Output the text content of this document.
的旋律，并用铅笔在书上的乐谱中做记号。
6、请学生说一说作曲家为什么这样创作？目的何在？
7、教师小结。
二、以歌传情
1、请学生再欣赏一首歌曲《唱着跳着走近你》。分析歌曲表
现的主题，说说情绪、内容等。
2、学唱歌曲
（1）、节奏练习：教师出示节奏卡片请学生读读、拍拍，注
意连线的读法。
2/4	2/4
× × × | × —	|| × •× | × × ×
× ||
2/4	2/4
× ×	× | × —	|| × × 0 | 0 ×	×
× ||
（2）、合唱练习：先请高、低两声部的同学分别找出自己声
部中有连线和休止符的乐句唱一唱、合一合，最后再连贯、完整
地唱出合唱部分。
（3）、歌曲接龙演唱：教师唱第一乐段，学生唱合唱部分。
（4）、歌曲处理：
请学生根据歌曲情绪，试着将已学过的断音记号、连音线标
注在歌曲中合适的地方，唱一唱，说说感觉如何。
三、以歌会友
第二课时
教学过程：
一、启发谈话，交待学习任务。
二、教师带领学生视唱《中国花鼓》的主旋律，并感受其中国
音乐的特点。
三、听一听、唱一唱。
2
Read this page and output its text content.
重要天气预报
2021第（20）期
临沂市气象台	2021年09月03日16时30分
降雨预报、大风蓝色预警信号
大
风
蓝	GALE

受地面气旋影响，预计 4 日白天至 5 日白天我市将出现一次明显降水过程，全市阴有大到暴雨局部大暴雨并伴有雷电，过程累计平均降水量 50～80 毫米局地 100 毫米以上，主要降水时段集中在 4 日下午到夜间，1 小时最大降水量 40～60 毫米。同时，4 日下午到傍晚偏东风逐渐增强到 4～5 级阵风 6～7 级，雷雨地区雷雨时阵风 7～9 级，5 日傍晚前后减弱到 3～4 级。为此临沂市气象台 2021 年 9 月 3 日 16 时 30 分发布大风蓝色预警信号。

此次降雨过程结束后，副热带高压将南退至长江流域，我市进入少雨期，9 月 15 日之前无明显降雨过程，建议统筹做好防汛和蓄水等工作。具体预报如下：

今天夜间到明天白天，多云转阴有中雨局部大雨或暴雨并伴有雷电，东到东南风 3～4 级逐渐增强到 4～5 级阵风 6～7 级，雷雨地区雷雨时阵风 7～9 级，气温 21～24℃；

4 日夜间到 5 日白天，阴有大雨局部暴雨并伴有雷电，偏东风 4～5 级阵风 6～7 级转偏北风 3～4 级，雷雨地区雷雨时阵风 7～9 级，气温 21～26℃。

**TO BE DONE**
Search the data for the word "text" and copy each line where it appears.

**SOLUTION TO THE PROBLEM**
Output the text content of this document.
Read this page and output its text content.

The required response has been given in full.